— Work to complete —
Pull out all lines from the listing below in which the word "colors" appears.

[Records from a collection of figures]
☆ ☆ ☆ ☆ ☆
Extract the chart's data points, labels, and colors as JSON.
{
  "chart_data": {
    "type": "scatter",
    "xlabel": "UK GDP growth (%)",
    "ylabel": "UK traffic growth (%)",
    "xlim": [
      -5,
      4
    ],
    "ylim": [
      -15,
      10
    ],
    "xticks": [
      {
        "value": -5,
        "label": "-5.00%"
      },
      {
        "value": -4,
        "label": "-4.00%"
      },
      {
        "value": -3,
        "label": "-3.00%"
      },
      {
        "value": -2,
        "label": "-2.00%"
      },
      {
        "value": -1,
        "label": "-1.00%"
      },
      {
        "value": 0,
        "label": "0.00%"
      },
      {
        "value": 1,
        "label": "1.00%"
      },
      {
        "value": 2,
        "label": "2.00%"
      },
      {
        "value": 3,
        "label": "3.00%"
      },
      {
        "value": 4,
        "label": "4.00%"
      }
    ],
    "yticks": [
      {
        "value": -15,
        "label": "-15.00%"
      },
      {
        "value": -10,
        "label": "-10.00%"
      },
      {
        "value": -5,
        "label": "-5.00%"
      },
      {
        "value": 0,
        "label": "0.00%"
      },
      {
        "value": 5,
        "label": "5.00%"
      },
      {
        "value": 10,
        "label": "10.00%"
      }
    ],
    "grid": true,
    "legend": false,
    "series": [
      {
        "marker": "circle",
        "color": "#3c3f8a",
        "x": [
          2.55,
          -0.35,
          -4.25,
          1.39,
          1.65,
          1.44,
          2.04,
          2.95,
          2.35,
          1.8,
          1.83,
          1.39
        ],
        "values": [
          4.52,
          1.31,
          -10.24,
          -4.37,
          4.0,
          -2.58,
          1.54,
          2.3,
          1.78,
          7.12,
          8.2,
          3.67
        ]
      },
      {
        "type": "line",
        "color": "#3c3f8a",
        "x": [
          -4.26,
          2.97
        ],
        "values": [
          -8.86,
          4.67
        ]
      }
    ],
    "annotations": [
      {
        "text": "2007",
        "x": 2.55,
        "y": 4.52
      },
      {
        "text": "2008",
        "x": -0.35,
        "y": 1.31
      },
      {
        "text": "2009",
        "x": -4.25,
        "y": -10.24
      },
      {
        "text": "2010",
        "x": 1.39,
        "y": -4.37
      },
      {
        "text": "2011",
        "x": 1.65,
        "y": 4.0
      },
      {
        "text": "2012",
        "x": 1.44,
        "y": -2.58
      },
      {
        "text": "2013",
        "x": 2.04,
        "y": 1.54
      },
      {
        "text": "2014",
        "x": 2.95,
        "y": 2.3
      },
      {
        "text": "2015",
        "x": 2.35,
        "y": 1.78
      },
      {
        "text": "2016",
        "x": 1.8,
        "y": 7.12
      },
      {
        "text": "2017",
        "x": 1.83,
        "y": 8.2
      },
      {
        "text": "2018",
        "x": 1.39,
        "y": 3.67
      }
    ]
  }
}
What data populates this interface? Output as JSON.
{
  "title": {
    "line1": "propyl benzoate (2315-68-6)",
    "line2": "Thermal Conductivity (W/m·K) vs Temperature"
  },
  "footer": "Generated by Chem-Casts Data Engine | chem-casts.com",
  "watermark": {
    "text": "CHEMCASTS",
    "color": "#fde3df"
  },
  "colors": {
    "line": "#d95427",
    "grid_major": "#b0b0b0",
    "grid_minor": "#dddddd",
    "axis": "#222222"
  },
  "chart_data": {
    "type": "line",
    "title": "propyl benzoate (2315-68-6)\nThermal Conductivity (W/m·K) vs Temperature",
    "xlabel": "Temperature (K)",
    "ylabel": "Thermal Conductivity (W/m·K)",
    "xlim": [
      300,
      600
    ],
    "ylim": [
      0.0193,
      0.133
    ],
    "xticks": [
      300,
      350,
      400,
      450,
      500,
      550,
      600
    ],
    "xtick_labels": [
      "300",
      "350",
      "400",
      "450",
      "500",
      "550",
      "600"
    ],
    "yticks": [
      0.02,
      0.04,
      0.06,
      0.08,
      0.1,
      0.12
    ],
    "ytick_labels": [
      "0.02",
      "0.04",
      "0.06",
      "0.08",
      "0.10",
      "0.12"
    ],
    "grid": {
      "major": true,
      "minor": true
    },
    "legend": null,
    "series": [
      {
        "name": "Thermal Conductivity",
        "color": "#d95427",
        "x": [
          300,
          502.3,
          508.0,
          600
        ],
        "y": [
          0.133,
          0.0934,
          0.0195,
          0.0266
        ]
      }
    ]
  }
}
☆ ☆ ☆ ☆ ☆
— Reply to the exercise —
Extract the chart's data points, labels, and colors as JSON.
  "colors": {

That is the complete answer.